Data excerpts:
** begin **
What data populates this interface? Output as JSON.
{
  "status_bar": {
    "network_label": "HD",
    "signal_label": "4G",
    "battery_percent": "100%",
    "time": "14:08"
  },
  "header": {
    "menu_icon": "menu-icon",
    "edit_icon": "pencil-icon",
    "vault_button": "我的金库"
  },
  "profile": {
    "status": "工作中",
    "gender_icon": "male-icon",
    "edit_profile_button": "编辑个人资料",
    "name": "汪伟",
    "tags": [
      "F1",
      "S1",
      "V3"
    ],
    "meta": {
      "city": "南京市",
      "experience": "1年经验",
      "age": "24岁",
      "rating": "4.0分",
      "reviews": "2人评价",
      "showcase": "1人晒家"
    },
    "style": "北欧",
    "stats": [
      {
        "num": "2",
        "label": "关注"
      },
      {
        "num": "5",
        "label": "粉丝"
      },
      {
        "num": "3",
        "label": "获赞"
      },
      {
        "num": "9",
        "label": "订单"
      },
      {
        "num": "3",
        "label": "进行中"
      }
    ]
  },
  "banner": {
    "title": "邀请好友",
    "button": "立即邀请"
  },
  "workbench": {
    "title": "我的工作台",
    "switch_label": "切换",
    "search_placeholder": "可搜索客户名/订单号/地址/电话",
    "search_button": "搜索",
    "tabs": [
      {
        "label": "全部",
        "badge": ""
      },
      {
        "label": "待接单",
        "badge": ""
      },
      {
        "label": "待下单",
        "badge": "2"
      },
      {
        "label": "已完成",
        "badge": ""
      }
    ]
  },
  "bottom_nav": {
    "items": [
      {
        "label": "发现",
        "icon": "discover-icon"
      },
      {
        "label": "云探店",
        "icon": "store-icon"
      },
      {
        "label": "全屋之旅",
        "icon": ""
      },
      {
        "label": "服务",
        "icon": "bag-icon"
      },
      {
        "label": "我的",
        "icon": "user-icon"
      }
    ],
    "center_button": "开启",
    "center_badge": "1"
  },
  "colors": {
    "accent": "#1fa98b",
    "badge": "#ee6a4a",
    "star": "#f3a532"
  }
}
** end **
** begin **
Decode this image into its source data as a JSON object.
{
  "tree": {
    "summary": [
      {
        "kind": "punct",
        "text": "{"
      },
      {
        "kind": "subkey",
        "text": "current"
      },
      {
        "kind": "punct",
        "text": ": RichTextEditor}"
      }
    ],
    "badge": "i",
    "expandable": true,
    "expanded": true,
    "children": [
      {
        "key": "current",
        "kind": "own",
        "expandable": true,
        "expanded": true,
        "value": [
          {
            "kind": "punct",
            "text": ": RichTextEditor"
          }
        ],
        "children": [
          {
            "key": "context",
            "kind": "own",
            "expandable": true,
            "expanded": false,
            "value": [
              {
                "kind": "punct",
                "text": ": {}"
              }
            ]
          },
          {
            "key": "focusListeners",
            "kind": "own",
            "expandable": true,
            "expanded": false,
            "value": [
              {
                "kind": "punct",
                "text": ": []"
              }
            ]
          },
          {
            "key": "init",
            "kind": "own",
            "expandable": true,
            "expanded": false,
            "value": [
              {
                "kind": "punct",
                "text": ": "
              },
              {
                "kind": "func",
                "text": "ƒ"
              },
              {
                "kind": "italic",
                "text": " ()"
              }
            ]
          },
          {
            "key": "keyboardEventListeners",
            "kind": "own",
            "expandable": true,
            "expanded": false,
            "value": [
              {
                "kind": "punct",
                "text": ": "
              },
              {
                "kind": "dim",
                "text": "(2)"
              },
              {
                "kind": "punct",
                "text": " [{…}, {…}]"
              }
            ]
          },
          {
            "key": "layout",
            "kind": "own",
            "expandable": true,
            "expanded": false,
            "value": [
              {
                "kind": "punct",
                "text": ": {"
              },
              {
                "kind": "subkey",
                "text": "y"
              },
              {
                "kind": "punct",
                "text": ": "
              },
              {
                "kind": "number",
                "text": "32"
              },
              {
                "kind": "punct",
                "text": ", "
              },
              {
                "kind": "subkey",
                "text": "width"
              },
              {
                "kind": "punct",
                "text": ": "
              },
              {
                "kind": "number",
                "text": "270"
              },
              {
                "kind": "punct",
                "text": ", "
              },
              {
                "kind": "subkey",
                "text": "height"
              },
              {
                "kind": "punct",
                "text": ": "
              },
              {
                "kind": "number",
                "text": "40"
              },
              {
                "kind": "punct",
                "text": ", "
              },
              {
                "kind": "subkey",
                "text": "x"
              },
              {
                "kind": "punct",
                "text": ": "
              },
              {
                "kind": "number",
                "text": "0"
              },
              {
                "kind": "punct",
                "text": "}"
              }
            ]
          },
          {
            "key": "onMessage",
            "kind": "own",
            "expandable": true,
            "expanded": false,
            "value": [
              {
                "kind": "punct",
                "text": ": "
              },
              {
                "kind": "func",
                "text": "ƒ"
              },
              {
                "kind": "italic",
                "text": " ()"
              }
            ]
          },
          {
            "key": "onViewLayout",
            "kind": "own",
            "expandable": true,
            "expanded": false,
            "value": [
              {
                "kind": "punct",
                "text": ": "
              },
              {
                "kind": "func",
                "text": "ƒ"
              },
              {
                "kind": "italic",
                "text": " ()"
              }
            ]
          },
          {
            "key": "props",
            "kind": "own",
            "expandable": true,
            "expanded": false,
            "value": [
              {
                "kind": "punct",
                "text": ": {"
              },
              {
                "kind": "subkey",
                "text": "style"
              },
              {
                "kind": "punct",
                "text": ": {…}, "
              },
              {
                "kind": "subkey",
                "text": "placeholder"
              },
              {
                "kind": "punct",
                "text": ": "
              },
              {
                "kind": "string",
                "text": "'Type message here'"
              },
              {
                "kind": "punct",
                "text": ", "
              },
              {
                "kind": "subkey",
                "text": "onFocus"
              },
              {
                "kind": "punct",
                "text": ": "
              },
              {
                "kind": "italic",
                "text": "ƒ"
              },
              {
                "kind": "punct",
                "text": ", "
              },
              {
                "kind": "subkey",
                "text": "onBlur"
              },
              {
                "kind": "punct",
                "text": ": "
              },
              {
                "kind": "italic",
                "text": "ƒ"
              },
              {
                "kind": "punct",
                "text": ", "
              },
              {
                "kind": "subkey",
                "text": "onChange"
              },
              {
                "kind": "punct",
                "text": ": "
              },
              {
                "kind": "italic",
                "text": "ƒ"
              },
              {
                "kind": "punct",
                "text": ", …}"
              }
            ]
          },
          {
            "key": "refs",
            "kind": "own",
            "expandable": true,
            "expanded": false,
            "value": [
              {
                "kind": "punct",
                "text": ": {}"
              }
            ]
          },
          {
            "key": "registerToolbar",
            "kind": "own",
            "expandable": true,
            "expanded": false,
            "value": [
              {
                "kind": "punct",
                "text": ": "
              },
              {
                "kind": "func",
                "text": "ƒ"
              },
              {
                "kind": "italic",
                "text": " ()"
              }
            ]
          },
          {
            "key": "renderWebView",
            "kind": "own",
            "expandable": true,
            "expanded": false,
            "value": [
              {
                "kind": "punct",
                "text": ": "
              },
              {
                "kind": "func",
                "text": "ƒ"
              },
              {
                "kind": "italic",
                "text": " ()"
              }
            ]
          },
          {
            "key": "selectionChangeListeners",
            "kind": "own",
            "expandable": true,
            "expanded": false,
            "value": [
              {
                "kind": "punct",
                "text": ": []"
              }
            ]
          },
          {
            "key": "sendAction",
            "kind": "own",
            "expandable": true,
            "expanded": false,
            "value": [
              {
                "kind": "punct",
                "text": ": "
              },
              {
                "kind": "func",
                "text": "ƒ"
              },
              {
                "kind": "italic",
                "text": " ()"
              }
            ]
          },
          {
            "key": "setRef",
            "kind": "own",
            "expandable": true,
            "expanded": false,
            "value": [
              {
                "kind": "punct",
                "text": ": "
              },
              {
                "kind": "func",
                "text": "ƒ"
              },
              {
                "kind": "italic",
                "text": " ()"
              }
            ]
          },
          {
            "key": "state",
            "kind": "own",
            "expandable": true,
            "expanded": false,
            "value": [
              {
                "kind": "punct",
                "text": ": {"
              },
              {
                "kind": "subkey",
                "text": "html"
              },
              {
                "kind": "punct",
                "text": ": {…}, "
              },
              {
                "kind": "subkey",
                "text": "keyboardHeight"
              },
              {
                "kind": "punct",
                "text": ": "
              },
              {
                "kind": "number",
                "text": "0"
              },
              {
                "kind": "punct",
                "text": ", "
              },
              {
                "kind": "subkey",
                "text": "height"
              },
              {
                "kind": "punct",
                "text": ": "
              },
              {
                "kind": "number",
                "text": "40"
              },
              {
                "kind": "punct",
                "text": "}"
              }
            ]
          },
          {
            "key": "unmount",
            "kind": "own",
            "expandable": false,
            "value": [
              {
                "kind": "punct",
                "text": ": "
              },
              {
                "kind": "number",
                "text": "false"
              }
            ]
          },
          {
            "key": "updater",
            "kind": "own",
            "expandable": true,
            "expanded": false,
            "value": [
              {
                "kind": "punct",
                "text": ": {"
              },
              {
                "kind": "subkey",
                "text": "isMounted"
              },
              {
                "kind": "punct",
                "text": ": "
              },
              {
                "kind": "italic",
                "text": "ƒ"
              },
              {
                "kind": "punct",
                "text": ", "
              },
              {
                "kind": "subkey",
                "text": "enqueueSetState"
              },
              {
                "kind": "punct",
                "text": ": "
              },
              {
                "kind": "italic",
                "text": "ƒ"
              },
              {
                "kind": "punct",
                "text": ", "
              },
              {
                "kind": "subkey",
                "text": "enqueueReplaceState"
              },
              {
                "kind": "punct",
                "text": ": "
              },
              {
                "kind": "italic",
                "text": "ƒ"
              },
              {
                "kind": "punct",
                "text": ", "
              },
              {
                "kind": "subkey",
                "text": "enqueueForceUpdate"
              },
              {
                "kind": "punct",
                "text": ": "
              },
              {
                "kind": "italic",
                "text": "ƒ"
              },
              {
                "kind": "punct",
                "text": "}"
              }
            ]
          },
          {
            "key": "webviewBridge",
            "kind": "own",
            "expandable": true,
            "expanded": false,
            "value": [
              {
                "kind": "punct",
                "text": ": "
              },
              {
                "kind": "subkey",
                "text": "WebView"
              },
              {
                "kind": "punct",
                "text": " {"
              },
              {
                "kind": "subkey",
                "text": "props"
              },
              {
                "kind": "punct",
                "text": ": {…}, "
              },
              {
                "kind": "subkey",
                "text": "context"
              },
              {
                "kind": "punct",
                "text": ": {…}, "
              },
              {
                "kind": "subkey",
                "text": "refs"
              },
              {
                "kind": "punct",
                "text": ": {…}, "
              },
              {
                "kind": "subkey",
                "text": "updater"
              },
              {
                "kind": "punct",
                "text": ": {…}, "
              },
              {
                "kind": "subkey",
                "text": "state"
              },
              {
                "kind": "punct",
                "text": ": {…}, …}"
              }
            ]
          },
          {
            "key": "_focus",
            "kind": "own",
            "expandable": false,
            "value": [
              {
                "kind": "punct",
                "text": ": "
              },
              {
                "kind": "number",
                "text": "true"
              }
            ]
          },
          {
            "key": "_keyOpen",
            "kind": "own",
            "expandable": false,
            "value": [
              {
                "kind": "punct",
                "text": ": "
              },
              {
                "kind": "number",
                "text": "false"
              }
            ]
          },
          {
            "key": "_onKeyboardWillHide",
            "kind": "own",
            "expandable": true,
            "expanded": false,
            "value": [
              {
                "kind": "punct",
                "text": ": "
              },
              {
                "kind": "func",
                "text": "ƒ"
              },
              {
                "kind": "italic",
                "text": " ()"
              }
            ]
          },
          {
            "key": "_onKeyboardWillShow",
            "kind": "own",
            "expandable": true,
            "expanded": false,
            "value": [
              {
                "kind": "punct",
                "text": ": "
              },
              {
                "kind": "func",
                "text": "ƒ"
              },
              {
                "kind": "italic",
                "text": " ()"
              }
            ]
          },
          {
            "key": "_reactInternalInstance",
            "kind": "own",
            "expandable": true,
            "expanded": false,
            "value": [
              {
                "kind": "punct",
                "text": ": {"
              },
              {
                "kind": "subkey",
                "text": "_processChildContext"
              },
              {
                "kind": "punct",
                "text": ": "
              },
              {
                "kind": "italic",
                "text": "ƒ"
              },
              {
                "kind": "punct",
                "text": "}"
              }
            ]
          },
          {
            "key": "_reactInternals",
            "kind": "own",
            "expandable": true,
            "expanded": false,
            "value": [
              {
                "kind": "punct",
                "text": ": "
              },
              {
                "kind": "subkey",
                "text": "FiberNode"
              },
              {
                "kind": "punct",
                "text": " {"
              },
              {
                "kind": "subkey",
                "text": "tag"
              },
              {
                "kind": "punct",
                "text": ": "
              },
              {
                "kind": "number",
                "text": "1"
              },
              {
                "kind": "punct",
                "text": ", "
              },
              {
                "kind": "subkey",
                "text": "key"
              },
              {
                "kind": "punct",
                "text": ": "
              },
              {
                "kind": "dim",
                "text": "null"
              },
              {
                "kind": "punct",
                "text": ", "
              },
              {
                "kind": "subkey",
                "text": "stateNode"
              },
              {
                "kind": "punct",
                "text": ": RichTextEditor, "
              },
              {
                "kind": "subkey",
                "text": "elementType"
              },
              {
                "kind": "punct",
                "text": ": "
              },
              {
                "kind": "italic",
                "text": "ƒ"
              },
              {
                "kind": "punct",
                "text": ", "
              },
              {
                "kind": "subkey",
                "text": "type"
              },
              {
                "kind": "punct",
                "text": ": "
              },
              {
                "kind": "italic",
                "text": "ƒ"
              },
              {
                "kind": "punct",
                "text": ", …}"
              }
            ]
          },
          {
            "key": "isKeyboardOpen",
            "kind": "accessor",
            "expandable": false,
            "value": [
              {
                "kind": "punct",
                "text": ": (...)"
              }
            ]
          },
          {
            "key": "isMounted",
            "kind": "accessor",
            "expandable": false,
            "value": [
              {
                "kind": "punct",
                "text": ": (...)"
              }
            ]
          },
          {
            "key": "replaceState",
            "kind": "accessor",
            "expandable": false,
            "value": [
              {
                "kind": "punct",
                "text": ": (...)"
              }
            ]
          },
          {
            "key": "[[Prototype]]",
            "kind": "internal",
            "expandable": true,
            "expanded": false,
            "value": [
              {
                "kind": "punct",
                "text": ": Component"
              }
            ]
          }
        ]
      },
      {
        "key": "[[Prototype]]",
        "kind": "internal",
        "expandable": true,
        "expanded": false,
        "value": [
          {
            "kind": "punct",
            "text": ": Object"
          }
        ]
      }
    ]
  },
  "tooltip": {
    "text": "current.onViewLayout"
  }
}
** end **
Goal of the exercise> Return solely the number of lines in the data that include the word "icon".

Written answer> 8